**Directions:** Edit the rows below by replacing every "vector-box" with "vector-rect", and write all the lines out again with nothing else changed.

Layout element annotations
══════════
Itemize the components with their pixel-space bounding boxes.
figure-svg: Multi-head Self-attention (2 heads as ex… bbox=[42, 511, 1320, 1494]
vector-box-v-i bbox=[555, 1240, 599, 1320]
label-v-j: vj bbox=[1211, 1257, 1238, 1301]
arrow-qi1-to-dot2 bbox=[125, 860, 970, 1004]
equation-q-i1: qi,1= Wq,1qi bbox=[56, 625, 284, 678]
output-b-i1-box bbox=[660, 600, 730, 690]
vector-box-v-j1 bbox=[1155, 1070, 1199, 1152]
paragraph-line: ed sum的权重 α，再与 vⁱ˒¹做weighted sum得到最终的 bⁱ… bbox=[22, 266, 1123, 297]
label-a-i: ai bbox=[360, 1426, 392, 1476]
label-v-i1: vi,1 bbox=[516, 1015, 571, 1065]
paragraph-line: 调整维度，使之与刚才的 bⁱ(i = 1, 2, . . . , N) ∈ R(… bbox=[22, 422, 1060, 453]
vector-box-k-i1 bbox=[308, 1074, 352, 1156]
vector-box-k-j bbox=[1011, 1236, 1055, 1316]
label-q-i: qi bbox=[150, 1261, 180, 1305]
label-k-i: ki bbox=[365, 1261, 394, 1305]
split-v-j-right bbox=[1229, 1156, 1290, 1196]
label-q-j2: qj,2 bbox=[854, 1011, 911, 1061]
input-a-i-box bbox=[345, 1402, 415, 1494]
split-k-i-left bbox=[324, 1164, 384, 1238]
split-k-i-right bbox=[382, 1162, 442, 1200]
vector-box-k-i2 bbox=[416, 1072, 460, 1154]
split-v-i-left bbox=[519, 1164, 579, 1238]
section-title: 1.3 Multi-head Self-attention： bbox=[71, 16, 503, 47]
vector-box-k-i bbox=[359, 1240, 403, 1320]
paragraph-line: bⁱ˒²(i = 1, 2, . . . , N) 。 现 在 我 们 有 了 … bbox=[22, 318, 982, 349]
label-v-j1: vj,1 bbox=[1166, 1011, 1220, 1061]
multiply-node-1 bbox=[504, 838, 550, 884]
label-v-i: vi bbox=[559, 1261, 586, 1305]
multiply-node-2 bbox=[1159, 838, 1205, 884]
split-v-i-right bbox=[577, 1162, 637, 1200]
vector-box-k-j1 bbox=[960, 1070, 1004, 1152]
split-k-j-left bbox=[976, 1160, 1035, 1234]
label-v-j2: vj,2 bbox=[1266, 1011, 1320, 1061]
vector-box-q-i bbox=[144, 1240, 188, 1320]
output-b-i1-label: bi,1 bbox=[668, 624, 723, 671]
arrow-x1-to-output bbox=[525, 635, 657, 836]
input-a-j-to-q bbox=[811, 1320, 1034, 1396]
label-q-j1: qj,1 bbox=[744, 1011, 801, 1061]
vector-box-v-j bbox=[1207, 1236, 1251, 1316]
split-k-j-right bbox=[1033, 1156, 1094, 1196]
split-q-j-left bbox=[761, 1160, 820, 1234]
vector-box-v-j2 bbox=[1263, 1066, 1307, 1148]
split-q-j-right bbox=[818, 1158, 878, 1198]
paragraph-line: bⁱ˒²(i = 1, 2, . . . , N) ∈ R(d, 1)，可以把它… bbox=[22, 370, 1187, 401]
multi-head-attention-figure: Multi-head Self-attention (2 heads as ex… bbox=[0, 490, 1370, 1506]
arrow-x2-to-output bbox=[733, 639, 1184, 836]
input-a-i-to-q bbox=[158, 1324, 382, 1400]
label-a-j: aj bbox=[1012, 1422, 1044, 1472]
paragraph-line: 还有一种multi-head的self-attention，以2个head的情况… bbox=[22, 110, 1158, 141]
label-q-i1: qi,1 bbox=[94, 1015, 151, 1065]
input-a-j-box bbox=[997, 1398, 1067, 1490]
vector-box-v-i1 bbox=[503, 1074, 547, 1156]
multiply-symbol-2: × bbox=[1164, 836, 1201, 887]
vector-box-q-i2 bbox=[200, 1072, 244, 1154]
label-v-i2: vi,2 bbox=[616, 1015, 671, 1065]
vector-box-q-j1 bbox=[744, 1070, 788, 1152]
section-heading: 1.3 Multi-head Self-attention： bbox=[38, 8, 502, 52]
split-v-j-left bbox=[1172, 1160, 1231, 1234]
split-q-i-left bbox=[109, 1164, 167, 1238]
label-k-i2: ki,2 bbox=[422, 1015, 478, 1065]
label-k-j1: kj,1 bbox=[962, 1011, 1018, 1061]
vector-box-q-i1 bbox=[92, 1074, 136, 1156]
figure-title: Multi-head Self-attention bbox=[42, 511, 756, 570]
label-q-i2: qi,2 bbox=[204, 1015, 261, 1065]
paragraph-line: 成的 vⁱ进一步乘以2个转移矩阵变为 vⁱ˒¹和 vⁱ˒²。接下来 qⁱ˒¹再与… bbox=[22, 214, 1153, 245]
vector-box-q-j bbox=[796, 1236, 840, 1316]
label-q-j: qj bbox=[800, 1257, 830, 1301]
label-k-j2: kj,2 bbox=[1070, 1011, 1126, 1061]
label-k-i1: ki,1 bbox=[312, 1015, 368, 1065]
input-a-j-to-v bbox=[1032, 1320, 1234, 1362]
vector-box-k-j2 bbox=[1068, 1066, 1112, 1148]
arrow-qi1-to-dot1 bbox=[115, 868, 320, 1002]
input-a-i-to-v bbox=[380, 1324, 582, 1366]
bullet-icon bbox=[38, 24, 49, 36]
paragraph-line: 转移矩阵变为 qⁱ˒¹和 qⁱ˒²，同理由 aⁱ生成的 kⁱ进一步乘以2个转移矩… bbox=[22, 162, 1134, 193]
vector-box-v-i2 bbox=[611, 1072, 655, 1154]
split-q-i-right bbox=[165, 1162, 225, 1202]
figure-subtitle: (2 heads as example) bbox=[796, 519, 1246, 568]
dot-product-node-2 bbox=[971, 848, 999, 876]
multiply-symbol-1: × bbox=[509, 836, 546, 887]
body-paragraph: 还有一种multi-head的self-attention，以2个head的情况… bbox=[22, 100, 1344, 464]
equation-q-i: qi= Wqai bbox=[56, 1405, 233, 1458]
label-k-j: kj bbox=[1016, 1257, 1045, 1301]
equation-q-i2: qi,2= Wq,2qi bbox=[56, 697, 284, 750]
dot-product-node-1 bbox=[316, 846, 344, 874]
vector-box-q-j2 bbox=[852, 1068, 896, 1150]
══════════
**Answer to the task:**
Itemize the components with their pixel-space bounding boxes.
figure-svg: Multi-head Self-attention (2 heads as ex… bbox=[42, 511, 1320, 1494]
vector-rect-v-i bbox=[555, 1240, 599, 1320]
label-v-j: vj bbox=[1211, 1257, 1238, 1301]
arrow-qi1-to-dot2 bbox=[125, 860, 970, 1004]
equation-q-i1: qi,1= Wq,1qi bbox=[56, 625, 284, 678]
output-b-i1-box bbox=[660, 600, 730, 690]
vector-rect-v-j1 bbox=[1155, 1070, 1199, 1152]
paragraph-line: ed sum的权重 α，再与 vⁱ˒¹做weighted sum得到最终的 bⁱ… bbox=[22, 266, 1123, 297]
label-a-i: ai bbox=[360, 1426, 392, 1476]
label-v-i1: vi,1 bbox=[516, 1015, 571, 1065]
paragraph-line: 调整维度，使之与刚才的 bⁱ(i = 1, 2, . . . , N) ∈ R(… bbox=[22, 422, 1060, 453]
vector-rect-k-i1 bbox=[308, 1074, 352, 1156]
vector-rect-k-j bbox=[1011, 1236, 1055, 1316]
label-q-i: qi bbox=[150, 1261, 180, 1305]
label-k-i: ki bbox=[365, 1261, 394, 1305]
split-v-j-right bbox=[1229, 1156, 1290, 1196]
label-q-j2: qj,2 bbox=[854, 1011, 911, 1061]
input-a-i-box bbox=[345, 1402, 415, 1494]
split-k-i-left bbox=[324, 1164, 384, 1238]
split-k-i-right bbox=[382, 1162, 442, 1200]
vector-rect-k-i2 bbox=[416, 1072, 460, 1154]
split-v-i-left bbox=[519, 1164, 579, 1238]
section-title: 1.3 Multi-head Self-attention： bbox=[71, 16, 503, 47]
vector-rect-k-i bbox=[359, 1240, 403, 1320]
paragraph-line: bⁱ˒²(i = 1, 2, . . . , N) 。 现 在 我 们 有 了 … bbox=[22, 318, 982, 349]
label-v-j1: vj,1 bbox=[1166, 1011, 1220, 1061]
multiply-node-1 bbox=[504, 838, 550, 884]
label-v-i: vi bbox=[559, 1261, 586, 1305]
multiply-node-2 bbox=[1159, 838, 1205, 884]
split-v-i-right bbox=[577, 1162, 637, 1200]
vector-rect-k-j1 bbox=[960, 1070, 1004, 1152]
split-k-j-left bbox=[976, 1160, 1035, 1234]
label-v-j2: vj,2 bbox=[1266, 1011, 1320, 1061]
vector-rect-q-i bbox=[144, 1240, 188, 1320]
output-b-i1-label: bi,1 bbox=[668, 624, 723, 671]
arrow-x1-to-output bbox=[525, 635, 657, 836]
input-a-j-to-q bbox=[811, 1320, 1034, 1396]
label-q-j1: qj,1 bbox=[744, 1011, 801, 1061]
vector-rect-v-j bbox=[1207, 1236, 1251, 1316]
split-k-j-right bbox=[1033, 1156, 1094, 1196]
split-q-j-left bbox=[761, 1160, 820, 1234]
vector-rect-v-j2 bbox=[1263, 1066, 1307, 1148]
split-q-j-right bbox=[818, 1158, 878, 1198]
paragraph-line: bⁱ˒²(i = 1, 2, . . . , N) ∈ R(d, 1)，可以把它… bbox=[22, 370, 1187, 401]
multi-head-attention-figure: Multi-head Self-attention (2 heads as ex… bbox=[0, 490, 1370, 1506]
arrow-x2-to-output bbox=[733, 639, 1184, 836]
input-a-i-to-q bbox=[158, 1324, 382, 1400]
label-a-j: aj bbox=[1012, 1422, 1044, 1472]
paragraph-line: 还有一种multi-head的self-attention，以2个head的情况… bbox=[22, 110, 1158, 141]
label-q-i1: qi,1 bbox=[94, 1015, 151, 1065]
input-a-j-box bbox=[997, 1398, 1067, 1490]
vector-rect-v-i1 bbox=[503, 1074, 547, 1156]
multiply-symbol-2: × bbox=[1164, 836, 1201, 887]
vector-rect-q-i2 bbox=[200, 1072, 244, 1154]
label-v-i2: vi,2 bbox=[616, 1015, 671, 1065]
vector-rect-q-j1 bbox=[744, 1070, 788, 1152]
section-heading: 1.3 Multi-head Self-attention： bbox=[38, 8, 502, 52]
split-v-j-left bbox=[1172, 1160, 1231, 1234]
split-q-i-left bbox=[109, 1164, 167, 1238]
label-k-i2: ki,2 bbox=[422, 1015, 478, 1065]
label-k-j1: kj,1 bbox=[962, 1011, 1018, 1061]
vector-rect-q-i1 bbox=[92, 1074, 136, 1156]
figure-title: Multi-head Self-attention bbox=[42, 511, 756, 570]
label-q-i2: qi,2 bbox=[204, 1015, 261, 1065]
paragraph-line: 成的 vⁱ进一步乘以2个转移矩阵变为 vⁱ˒¹和 vⁱ˒²。接下来 qⁱ˒¹再与… bbox=[22, 214, 1153, 245]
vector-rect-q-j bbox=[796, 1236, 840, 1316]
label-q-j: qj bbox=[800, 1257, 830, 1301]
label-k-j2: kj,2 bbox=[1070, 1011, 1126, 1061]
label-k-i1: ki,1 bbox=[312, 1015, 368, 1065]
input-a-j-to-v bbox=[1032, 1320, 1234, 1362]
vector-rect-k-j2 bbox=[1068, 1066, 1112, 1148]
arrow-qi1-to-dot1 bbox=[115, 868, 320, 1002]
input-a-i-to-v bbox=[380, 1324, 582, 1366]
bullet-icon bbox=[38, 24, 49, 36]
paragraph-line: 转移矩阵变为 qⁱ˒¹和 qⁱ˒²，同理由 aⁱ生成的 kⁱ进一步乘以2个转移矩… bbox=[22, 162, 1134, 193]
vector-rect-v-i2 bbox=[611, 1072, 655, 1154]
split-q-i-right bbox=[165, 1162, 225, 1202]
figure-subtitle: (2 heads as example) bbox=[796, 519, 1246, 568]
dot-product-node-2 bbox=[971, 848, 999, 876]
multiply-symbol-1: × bbox=[509, 836, 546, 887]
body-paragraph: 还有一种multi-head的self-attention，以2个head的情况… bbox=[22, 100, 1344, 464]
equation-q-i: qi= Wqai bbox=[56, 1405, 233, 1458]
label-k-j: kj bbox=[1016, 1257, 1045, 1301]
equation-q-i2: qi,2= Wq,2qi bbox=[56, 697, 284, 750]
dot-product-node-1 bbox=[316, 846, 344, 874]
vector-rect-q-j2 bbox=[852, 1068, 896, 1150]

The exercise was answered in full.